**Data entries**:
_ _ _
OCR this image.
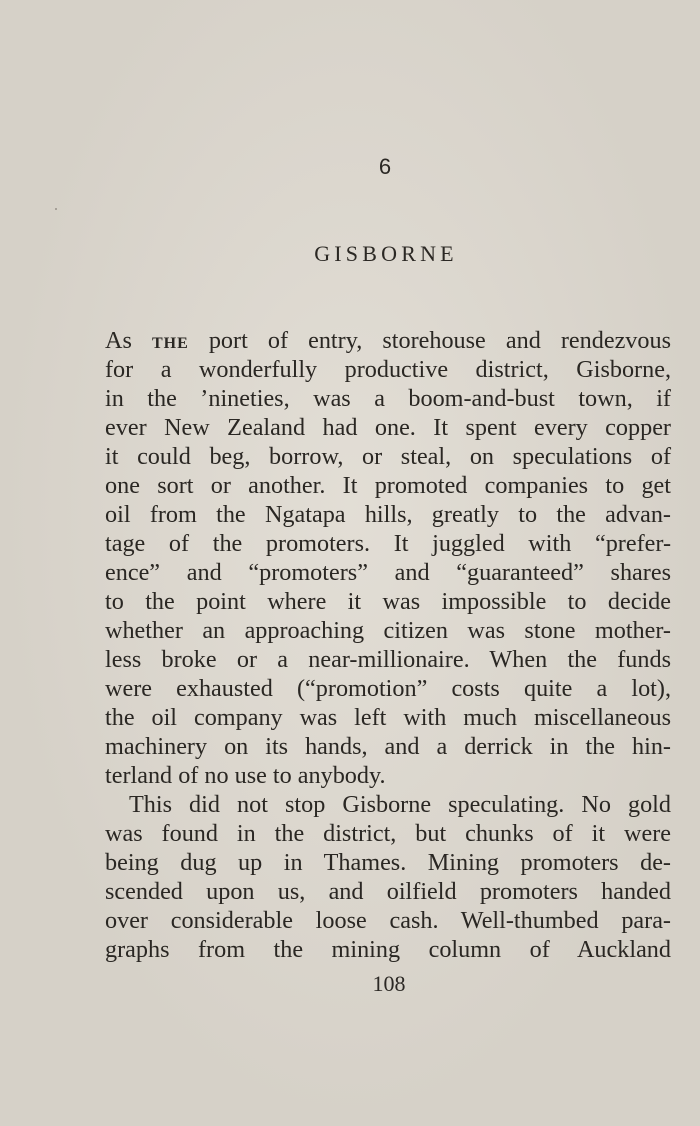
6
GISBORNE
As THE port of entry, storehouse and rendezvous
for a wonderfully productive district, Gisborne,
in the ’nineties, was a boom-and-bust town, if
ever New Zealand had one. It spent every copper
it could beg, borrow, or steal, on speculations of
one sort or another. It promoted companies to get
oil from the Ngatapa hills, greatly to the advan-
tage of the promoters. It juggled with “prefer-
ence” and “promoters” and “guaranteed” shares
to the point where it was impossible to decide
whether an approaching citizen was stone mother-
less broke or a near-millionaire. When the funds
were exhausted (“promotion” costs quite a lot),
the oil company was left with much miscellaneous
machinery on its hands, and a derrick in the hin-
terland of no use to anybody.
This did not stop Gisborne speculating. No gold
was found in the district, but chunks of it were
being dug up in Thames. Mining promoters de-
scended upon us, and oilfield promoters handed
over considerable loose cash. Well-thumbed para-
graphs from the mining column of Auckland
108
_ _ _
Take the records above and transcribe them exactly, dropping every picture.

OCR this image.
6
GISBORNE
As THE port of entry, storehouse and rendezvous
for a wonderfully productive district, Gisborne,
in the ’nineties, was a boom-and-bust town, if
ever New Zealand had one. It spent every copper
it could beg, borrow, or steal, on speculations of
one sort or another. It promoted companies to get
oil from the Ngatapa hills, greatly to the advan-
tage of the promoters. It juggled with “prefer-
ence” and “promoters” and “guaranteed” shares
to the point where it was impossible to decide
whether an approaching citizen was stone mother-
less broke or a near-millionaire. When the funds
were exhausted (“promotion” costs quite a lot),
the oil company was left with much miscellaneous
machinery on its hands, and a derrick in the hin-
terland of no use to anybody.
This did not stop Gisborne speculating. No gold
was found in the district, but chunks of it were
being dug up in Thames. Mining promoters de-
scended upon us, and oilfield promoters handed
over considerable loose cash. Well-thumbed para-
graphs from the mining column of Auckland
108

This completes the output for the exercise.